Copy all the entries below exactly, but not the pictures.
━━━━━ Information provided ━━━━━
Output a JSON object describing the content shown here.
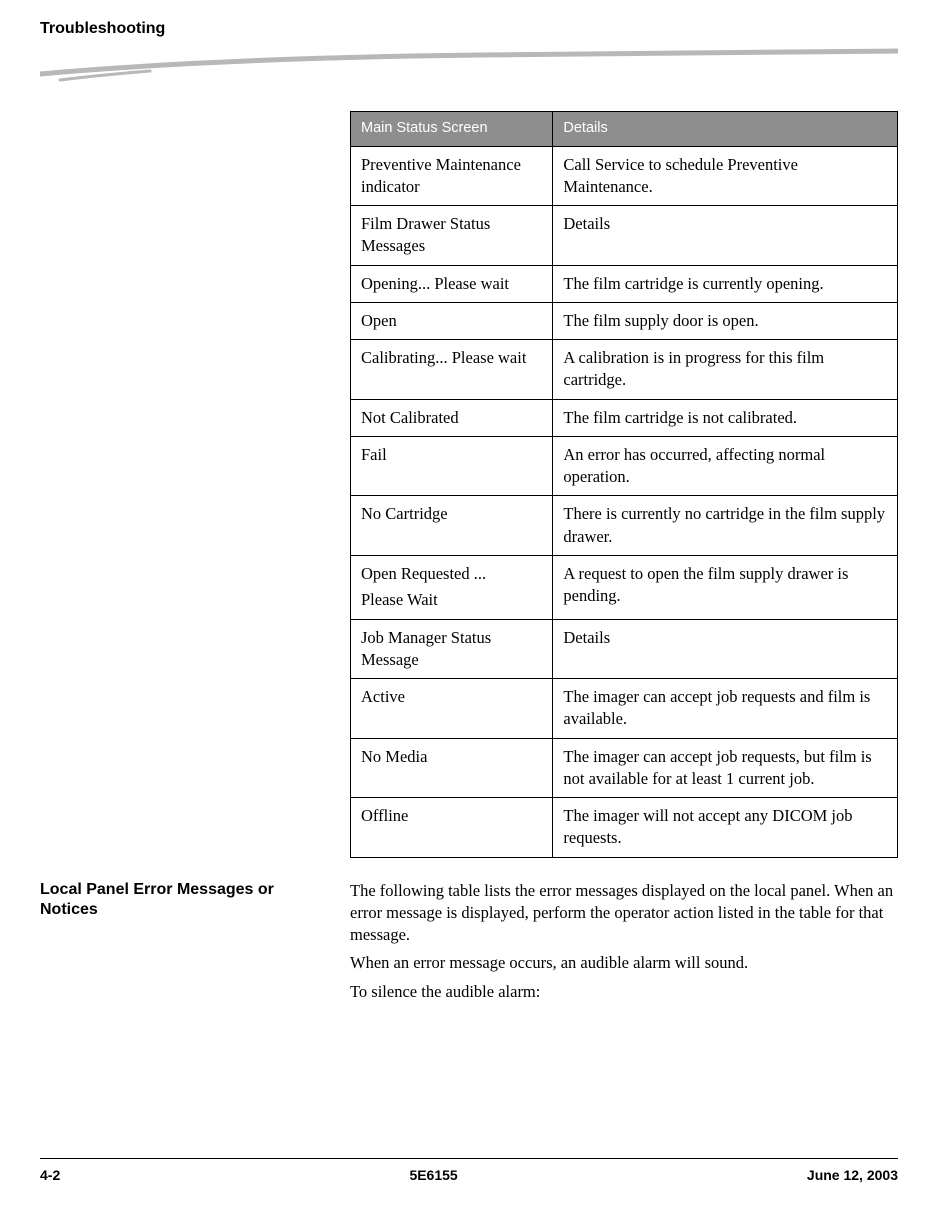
{
  "header": {
    "title": "Troubleshooting"
  },
  "swoosh": {
    "stroke_color": "#b8b8b8",
    "bg_color": "#ffffff"
  },
  "table": {
    "header": {
      "left": "Main Status Screen",
      "right": "Details"
    },
    "rows": [
      {
        "type": "data",
        "left": "Preventive Maintenance indicator",
        "right": "Call Service to schedule Preventive Maintenance."
      },
      {
        "type": "subheader",
        "left": "Film Drawer Status Messages",
        "right": "Details"
      },
      {
        "type": "data",
        "left": "Opening... Please wait",
        "right": "The film cartridge is currently opening."
      },
      {
        "type": "data",
        "left": "Open",
        "right": "The film supply door is open."
      },
      {
        "type": "data",
        "left": "Calibrating... Please wait",
        "right": "A calibration is in progress for this film cartridge."
      },
      {
        "type": "data",
        "left": "Not Calibrated",
        "right": "The film cartridge is not calibrated."
      },
      {
        "type": "data",
        "left": "Fail",
        "right": "An error has occurred, affecting normal operation."
      },
      {
        "type": "data",
        "left": "No Cartridge",
        "right": "There is currently no cartridge in the film supply drawer."
      },
      {
        "type": "data-multi",
        "left": [
          "Open Requested ...",
          "Please Wait"
        ],
        "right": "A request to open the film supply drawer is pending."
      },
      {
        "type": "subheader",
        "left": "Job Manager Status Message",
        "right": "Details"
      },
      {
        "type": "data",
        "left": "Active",
        "right": "The imager can accept job requests and film is available."
      },
      {
        "type": "data",
        "left": "No Media",
        "right": "The imager can accept job requests, but film is not available for at least 1 current job."
      },
      {
        "type": "data",
        "left": "Offline",
        "right": "The imager will not accept any DICOM job requests."
      }
    ]
  },
  "section": {
    "heading": "Local Panel Error Messages or Notices",
    "paragraphs": [
      "The following table lists the error messages displayed on the local panel. When an error message is displayed, perform the operator action listed in the table for that message.",
      "When an error message occurs, an audible alarm will sound.",
      "To silence the audible alarm:"
    ]
  },
  "footer": {
    "left": "4-2",
    "center": "5E6155",
    "right": "June 12, 2003"
  }
}
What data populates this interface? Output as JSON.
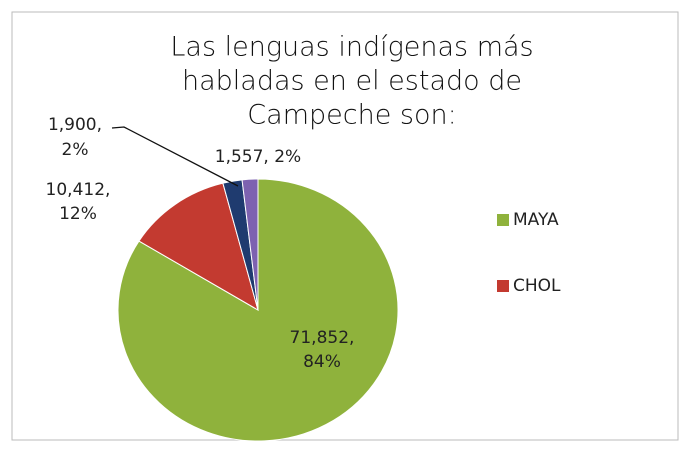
{
  "chart_data": {
    "type": "pie",
    "title": [
      "Las lenguas indígenas más",
      "habladas en el estado de",
      "Campeche son:"
    ],
    "categories": [
      "MAYA",
      "CHOL",
      null,
      null
    ],
    "values": [
      71852,
      10412,
      1900,
      1557
    ],
    "value_labels": [
      [
        "71,852,",
        "84%"
      ],
      [
        "10,412,",
        "12%"
      ],
      [
        "1,900,",
        "2%"
      ],
      [
        "1,557, 2%"
      ]
    ],
    "colors": [
      "#8fb23c",
      "#c33a30",
      "#1f3b6f",
      "#7d62b0"
    ]
  }
}
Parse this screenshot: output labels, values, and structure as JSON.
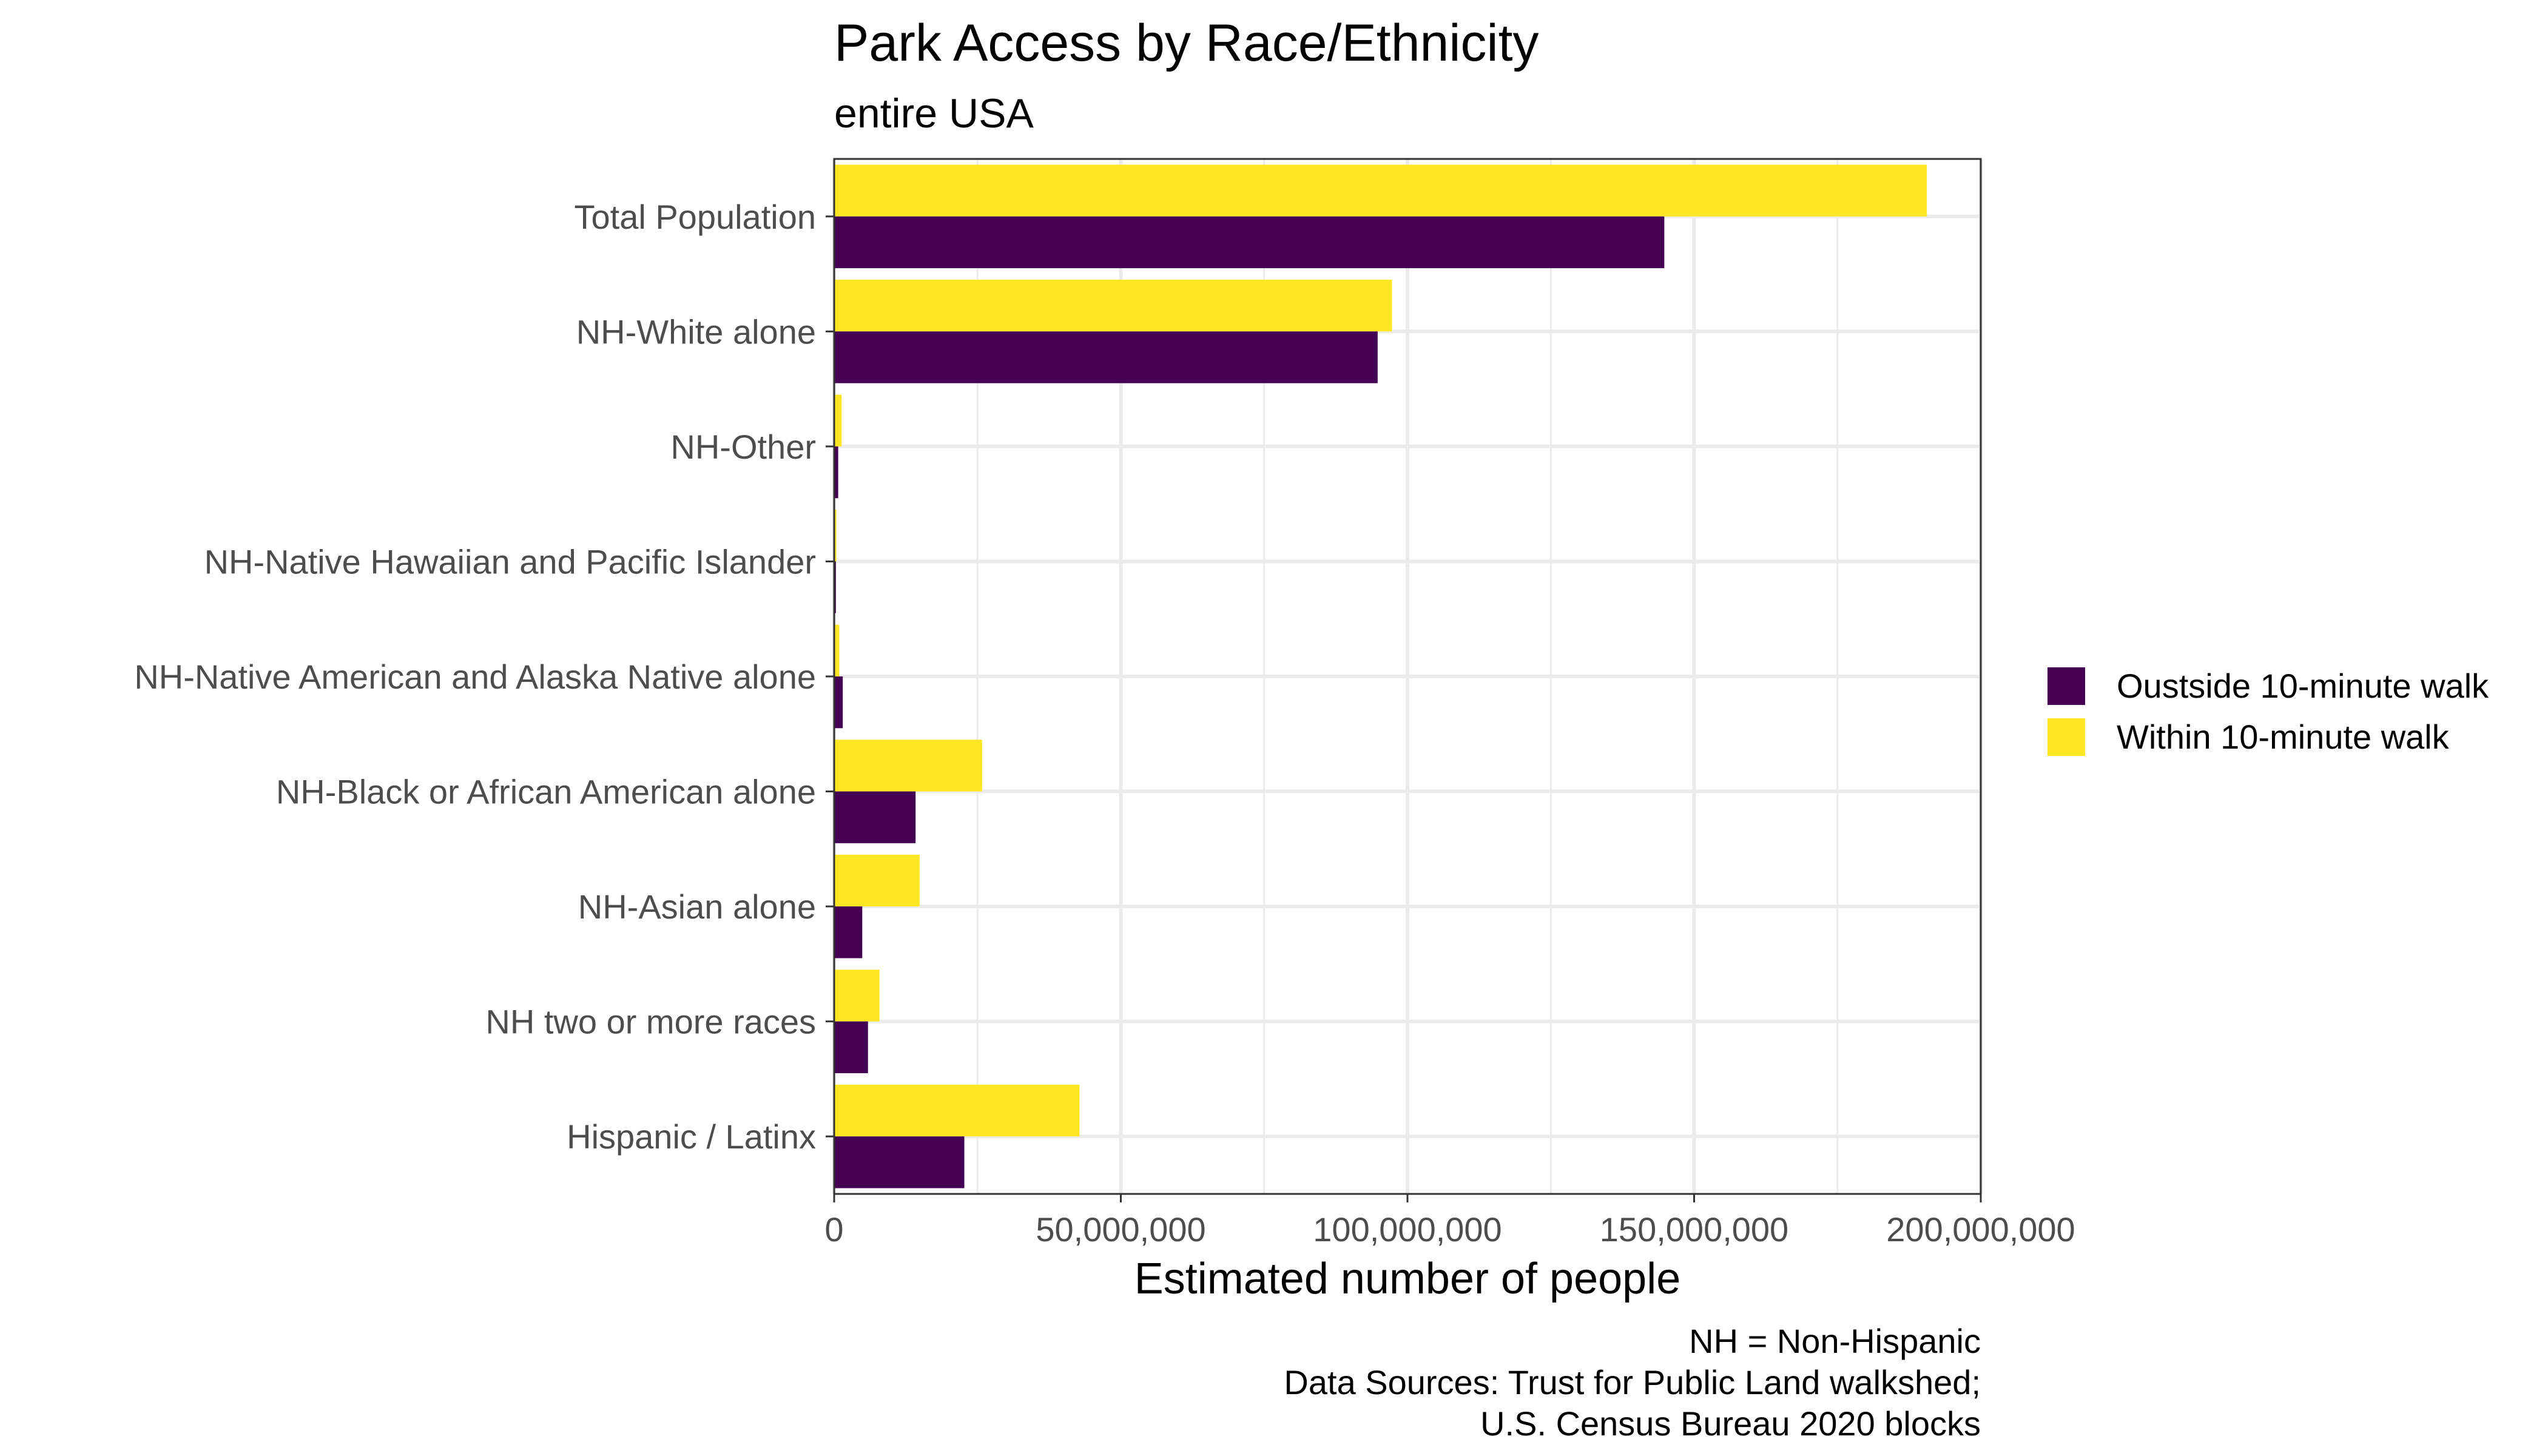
{
  "chart_data": {
    "type": "bar",
    "orientation": "horizontal",
    "title": "Park Access by Race/Ethnicity",
    "subtitle": "entire USA",
    "xlabel": "Estimated number of people",
    "ylabel": "",
    "xlim": [
      0,
      200000000
    ],
    "x_ticks": [
      0,
      50000000,
      100000000,
      150000000,
      200000000
    ],
    "x_tick_labels": [
      "0",
      "50,000,000",
      "100,000,000",
      "150,000,000",
      "200,000,000"
    ],
    "grid": true,
    "legend_position": "right",
    "categories": [
      "Total Population",
      "NH-White alone",
      "NH-Other",
      "NH-Native Hawaiian and Pacific Islander",
      "NH-Native American and Alaska Native alone",
      "NH-Black or African American alone",
      "NH-Asian alone",
      "NH two or more races",
      "Hispanic / Latinx"
    ],
    "series": [
      {
        "name": "Oustside 10-minute walk",
        "color": "#440154",
        "values": [
          144800000,
          94800000,
          700000,
          300000,
          1500000,
          14200000,
          4900000,
          5900000,
          22700000
        ]
      },
      {
        "name": "Within 10-minute walk",
        "color": "#FDE725",
        "values": [
          190600000,
          97300000,
          1300000,
          400000,
          900000,
          25800000,
          14900000,
          7900000,
          42800000
        ]
      }
    ],
    "caption": [
      "NH = Non-Hispanic",
      "Data Sources: Trust for Public Land walkshed;",
      "U.S. Census Bureau 2020 blocks"
    ]
  }
}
━━━━━
Task solution
Output a JSON object describing the content shown here.
{
  "header": {
    "title": "Troubleshooting"
  },
  "swoosh": {
    "stroke_color": "#b8b8b8",
    "bg_color": "#ffffff"
  },
  "table": {
    "header": {
      "left": "Main Status Screen",
      "right": "Details"
    },
    "rows": [
      {
        "type": "data",
        "left": "Preventive Maintenance indicator",
        "right": "Call Service to schedule Preventive Maintenance."
      },
      {
        "type": "subheader",
        "left": "Film Drawer Status Messages",
        "right": "Details"
      },
      {
        "type": "data",
        "left": "Opening... Please wait",
        "right": "The film cartridge is currently opening."
      },
      {
        "type": "data",
        "left": "Open",
        "right": "The film supply door is open."
      },
      {
        "type": "data",
        "left": "Calibrating... Please wait",
        "right": "A calibration is in progress for this film cartridge."
      },
      {
        "type": "data",
        "left": "Not Calibrated",
        "right": "The film cartridge is not calibrated."
      },
      {
        "type": "data",
        "left": "Fail",
        "right": "An error has occurred, affecting normal operation."
      },
      {
        "type": "data",
        "left": "No Cartridge",
        "right": "There is currently no cartridge in the film supply drawer."
      },
      {
        "type": "data-multi",
        "left": [
          "Open Requested ...",
          "Please Wait"
        ],
        "right": "A request to open the film supply drawer is pending."
      },
      {
        "type": "subheader",
        "left": "Job Manager Status Message",
        "right": "Details"
      },
      {
        "type": "data",
        "left": "Active",
        "right": "The imager can accept job requests and film is available."
      },
      {
        "type": "data",
        "left": "No Media",
        "right": "The imager can accept job requests, but film is not available for at least 1 current job."
      },
      {
        "type": "data",
        "left": "Offline",
        "right": "The imager will not accept any DICOM job requests."
      }
    ]
  },
  "section": {
    "heading": "Local Panel Error Messages or Notices",
    "paragraphs": [
      "The following table lists the error messages displayed on the local panel. When an error message is displayed, perform the operator action listed in the table for that message.",
      "When an error message occurs, an audible alarm will sound.",
      "To silence the audible alarm:"
    ]
  },
  "footer": {
    "left": "4-2",
    "center": "5E6155",
    "right": "June 12, 2003"
  }
}
What data populates this interface? Output as JSON.
{
  "chart_data": {
    "type": "pie",
    "title": [
      "Las lenguas indígenas más",
      "habladas en el estado de",
      "Campeche son:"
    ],
    "categories": [
      "MAYA",
      "CHOL",
      null,
      null
    ],
    "values": [
      71852,
      10412,
      1900,
      1557
    ],
    "value_labels": [
      [
        "71,852,",
        "84%"
      ],
      [
        "10,412,",
        "12%"
      ],
      [
        "1,900,",
        "2%"
      ],
      [
        "1,557, 2%"
      ]
    ],
    "colors": [
      "#8fb23c",
      "#c33a30",
      "#1f3b6f",
      "#7d62b0"
    ]
  }
}
Parse this screenshot: output labels, values, and structure as JSON.
{
  "chart_data": {
    "type": "bar",
    "orientation": "horizontal",
    "title": "Park Access by Race/Ethnicity",
    "subtitle": "entire USA",
    "xlabel": "Estimated number of people",
    "ylabel": "",
    "xlim": [
      0,
      200000000
    ],
    "x_ticks": [
      0,
      50000000,
      100000000,
      150000000,
      200000000
    ],
    "x_tick_labels": [
      "0",
      "50,000,000",
      "100,000,000",
      "150,000,000",
      "200,000,000"
    ],
    "grid": true,
    "legend_position": "right",
    "categories": [
      "Total Population",
      "NH-White alone",
      "NH-Other",
      "NH-Native Hawaiian and Pacific Islander",
      "NH-Native American and Alaska Native alone",
      "NH-Black or African American alone",
      "NH-Asian alone",
      "NH two or more races",
      "Hispanic / Latinx"
    ],
    "series": [
      {
        "name": "Oustside 10-minute walk",
        "color": "#440154",
        "values": [
          144800000,
          94800000,
          700000,
          300000,
          1500000,
          14200000,
          4900000,
          5900000,
          22700000
        ]
      },
      {
        "name": "Within 10-minute walk",
        "color": "#FDE725",
        "values": [
          190600000,
          97300000,
          1300000,
          400000,
          900000,
          25800000,
          14900000,
          7900000,
          42800000
        ]
      }
    ],
    "caption": [
      "NH = Non-Hispanic",
      "Data Sources: Trust for Public Land walkshed;",
      "U.S. Census Bureau 2020 blocks"
    ]
  }
}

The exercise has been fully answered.